▶ [What is needed] Show each line that has the string "DEWAN" in it.

▶ [Supplied material]

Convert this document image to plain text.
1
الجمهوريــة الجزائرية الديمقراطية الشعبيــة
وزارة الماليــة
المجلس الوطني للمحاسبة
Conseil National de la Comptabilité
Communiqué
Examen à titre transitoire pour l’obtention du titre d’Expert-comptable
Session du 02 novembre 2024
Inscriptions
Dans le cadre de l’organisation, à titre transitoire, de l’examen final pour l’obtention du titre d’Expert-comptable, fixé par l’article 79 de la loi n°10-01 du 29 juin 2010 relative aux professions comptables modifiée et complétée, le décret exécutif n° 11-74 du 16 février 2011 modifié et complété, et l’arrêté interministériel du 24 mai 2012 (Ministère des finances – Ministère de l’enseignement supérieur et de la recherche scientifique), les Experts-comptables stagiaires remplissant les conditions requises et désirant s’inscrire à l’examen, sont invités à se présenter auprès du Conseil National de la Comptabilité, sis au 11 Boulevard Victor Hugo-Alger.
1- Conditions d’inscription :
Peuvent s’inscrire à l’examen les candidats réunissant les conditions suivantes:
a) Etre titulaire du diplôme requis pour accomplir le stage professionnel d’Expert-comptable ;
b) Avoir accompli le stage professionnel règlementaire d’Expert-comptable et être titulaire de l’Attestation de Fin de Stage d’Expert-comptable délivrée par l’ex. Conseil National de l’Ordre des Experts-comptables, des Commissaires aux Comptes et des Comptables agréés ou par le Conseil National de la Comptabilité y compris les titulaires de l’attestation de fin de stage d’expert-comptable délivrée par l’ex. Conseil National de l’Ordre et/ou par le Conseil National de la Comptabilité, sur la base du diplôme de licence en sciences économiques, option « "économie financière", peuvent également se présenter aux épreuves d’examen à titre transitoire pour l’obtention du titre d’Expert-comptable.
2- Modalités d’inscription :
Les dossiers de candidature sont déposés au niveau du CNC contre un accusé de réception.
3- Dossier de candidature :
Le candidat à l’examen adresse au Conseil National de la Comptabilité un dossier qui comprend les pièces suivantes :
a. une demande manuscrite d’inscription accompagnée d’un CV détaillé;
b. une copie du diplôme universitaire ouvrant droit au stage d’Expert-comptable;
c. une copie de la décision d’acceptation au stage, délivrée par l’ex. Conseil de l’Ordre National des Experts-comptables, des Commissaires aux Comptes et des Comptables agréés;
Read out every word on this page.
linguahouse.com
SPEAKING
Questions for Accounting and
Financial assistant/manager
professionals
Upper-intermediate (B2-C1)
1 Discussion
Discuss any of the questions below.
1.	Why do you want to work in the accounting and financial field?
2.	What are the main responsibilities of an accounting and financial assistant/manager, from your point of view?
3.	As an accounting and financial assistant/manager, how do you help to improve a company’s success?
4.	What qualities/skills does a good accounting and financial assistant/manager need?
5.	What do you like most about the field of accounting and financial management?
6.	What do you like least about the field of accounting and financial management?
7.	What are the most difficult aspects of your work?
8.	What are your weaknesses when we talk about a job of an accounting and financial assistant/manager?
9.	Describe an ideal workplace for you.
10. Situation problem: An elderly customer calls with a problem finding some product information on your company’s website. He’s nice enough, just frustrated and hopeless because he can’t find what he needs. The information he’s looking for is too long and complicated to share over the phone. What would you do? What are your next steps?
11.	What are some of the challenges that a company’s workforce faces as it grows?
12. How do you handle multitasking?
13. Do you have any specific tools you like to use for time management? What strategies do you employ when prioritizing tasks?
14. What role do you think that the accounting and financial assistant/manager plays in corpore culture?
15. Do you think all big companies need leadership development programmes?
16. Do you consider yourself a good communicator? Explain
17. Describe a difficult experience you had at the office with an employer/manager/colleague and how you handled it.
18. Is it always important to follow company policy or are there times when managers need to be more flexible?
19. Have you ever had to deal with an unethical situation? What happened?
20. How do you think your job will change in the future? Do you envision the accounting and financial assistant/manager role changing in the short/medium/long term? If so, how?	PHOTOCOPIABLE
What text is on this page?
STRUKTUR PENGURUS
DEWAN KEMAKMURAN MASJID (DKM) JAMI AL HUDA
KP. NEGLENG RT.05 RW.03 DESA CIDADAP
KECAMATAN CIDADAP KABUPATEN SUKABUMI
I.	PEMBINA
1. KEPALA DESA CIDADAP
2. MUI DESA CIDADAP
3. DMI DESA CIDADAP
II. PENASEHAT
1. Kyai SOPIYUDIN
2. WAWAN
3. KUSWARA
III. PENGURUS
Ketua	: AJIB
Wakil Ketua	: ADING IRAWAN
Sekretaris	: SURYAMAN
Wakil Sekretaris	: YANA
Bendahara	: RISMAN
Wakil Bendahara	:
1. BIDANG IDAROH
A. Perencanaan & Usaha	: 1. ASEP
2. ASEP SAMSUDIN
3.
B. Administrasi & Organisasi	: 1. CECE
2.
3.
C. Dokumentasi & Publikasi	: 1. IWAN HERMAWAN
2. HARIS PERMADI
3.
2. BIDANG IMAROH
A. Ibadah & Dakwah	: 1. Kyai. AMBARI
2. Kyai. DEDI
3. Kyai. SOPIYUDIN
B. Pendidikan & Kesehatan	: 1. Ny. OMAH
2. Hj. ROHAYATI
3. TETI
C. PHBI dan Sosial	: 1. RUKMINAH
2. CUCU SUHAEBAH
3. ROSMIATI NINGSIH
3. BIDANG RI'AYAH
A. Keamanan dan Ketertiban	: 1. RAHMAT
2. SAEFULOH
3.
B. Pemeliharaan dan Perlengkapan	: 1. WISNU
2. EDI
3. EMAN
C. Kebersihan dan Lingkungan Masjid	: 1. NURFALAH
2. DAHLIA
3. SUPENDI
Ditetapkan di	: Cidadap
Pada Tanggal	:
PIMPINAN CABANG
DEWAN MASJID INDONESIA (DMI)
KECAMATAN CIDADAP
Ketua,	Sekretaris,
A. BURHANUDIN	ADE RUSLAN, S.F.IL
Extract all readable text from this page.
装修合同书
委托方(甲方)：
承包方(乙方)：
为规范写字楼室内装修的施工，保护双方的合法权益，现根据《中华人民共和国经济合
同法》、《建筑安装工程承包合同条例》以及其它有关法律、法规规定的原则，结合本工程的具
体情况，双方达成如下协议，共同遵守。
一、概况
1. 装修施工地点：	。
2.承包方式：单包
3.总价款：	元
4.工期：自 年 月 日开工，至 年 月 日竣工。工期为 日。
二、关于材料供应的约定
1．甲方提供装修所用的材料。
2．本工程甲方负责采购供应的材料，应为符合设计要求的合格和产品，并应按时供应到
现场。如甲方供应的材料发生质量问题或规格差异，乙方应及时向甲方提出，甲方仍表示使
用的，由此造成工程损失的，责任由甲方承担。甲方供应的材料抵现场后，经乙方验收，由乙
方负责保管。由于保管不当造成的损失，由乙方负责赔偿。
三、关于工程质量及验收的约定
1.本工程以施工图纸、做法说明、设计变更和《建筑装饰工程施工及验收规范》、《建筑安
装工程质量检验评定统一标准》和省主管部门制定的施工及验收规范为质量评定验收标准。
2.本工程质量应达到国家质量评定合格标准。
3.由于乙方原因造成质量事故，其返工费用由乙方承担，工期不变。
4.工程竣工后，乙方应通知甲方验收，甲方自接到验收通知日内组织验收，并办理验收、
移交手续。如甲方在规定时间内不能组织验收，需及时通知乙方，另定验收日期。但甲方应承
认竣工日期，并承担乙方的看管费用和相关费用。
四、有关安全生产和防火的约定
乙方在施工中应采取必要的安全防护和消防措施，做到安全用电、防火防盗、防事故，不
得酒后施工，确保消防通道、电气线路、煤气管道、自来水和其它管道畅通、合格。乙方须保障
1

▶ [Full response]
DEWAN KEMAKMURAN MASJID (DKM) JAMI AL HUDA
DEWAN MASJID INDONESIA (DMI)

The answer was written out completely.